- **The request**
Reproduce all the entries exactly.

[Records excerpted from a collection]
:::::

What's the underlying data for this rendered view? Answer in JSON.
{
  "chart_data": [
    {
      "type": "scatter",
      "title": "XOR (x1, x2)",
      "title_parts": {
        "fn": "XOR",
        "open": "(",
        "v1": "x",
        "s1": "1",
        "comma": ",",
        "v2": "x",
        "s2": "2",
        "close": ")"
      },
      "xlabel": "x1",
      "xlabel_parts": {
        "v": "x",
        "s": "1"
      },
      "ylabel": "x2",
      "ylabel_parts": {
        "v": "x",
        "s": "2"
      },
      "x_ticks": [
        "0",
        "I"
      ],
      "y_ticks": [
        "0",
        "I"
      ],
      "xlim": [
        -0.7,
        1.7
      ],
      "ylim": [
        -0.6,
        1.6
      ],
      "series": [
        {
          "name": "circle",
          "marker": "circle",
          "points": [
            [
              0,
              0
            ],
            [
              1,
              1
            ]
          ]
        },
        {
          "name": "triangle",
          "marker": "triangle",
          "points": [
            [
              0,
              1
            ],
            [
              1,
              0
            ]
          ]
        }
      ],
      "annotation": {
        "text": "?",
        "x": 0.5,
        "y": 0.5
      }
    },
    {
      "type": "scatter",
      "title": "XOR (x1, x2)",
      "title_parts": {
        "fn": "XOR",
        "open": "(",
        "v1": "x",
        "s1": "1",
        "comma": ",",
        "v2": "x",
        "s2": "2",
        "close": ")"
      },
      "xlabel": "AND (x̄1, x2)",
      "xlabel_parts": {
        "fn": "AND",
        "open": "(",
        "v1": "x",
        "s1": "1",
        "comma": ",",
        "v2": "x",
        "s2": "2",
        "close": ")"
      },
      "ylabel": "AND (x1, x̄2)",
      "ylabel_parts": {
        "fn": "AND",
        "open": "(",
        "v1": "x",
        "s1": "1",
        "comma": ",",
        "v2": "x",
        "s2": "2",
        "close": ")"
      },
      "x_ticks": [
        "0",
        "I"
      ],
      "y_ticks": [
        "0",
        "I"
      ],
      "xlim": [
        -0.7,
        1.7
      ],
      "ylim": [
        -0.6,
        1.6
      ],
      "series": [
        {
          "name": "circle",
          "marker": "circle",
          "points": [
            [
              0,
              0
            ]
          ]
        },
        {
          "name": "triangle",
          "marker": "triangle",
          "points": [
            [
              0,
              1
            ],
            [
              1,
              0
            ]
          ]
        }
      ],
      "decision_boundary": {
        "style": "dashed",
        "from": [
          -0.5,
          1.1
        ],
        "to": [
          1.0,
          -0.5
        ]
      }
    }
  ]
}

:::::

- **Answer to the exercise**
What's the underlying data for this rendered view? Answer in JSON.
{
  "chart_data": [
    {
      "type": "scatter",
      "title": "XOR (x1, x2)",
      "title_parts": {
        "fn": "XOR",
        "open": "(",
        "v1": "x",
        "s1": "1",
        "comma": ",",
        "v2": "x",
        "s2": "2",
        "close": ")"
      },
      "xlabel": "x1",
      "xlabel_parts": {
        "v": "x",
        "s": "1"
      },
      "ylabel": "x2",
      "ylabel_parts": {
        "v": "x",
        "s": "2"
      },
      "x_ticks": [
        "0",
        "I"
      ],
      "y_ticks": [
        "0",
        "I"
      ],
      "xlim": [
        -0.7,
        1.7
      ],
      "ylim": [
        -0.6,
        1.6
      ],
      "series": [
        {
          "name": "circle",
          "marker": "circle",
          "points": [
            [
              0,
              0
            ],
            [
              1,
              1
            ]
          ]
        },
        {
          "name": "triangle",
          "marker": "triangle",
          "points": [
            [
              0,
              1
            ],
            [
              1,
              0
            ]
          ]
        }
      ],
      "annotation": {
        "text": "?",
        "x": 0.5,
        "y": 0.5
      }
    },
    {
      "type": "scatter",
      "title": "XOR (x1, x2)",
      "title_parts": {
        "fn": "XOR",
        "open": "(",
        "v1": "x",
        "s1": "1",
        "comma": ",",
        "v2": "x",
        "s2": "2",
        "close": ")"
      },
      "xlabel": "AND (x̄1, x2)",
      "xlabel_parts": {
        "fn": "AND",
        "open": "(",
        "v1": "x",
        "s1": "1",
        "comma": ",",
        "v2": "x",
        "s2": "2",
        "close": ")"
      },
      "ylabel": "AND (x1, x̄2)",
      "ylabel_parts": {
        "fn": "AND",
        "open": "(",
        "v1": "x",
        "s1": "1",
        "comma": ",",
        "v2": "x",
        "s2": "2",
        "close": ")"
      },
      "x_ticks": [
        "0",
        "I"
      ],
      "y_ticks": [
        "0",
        "I"
      ],
      "xlim": [
        -0.7,
        1.7
      ],
      "ylim": [
        -0.6,
        1.6
      ],
      "series": [
        {
          "name": "circle",
          "marker": "circle",
          "points": [
            [
              0,
              0
            ]
          ]
        },
        {
          "name": "triangle",
          "marker": "triangle",
          "points": [
            [
              0,
              1
            ],
            [
              1,
              0
            ]
          ]
        }
      ],
      "decision_boundary": {
        "style": "dashed",
        "from": [
          -0.5,
          1.1
        ],
        "to": [
          1.0,
          -0.5
        ]
      }
    }
  ]
}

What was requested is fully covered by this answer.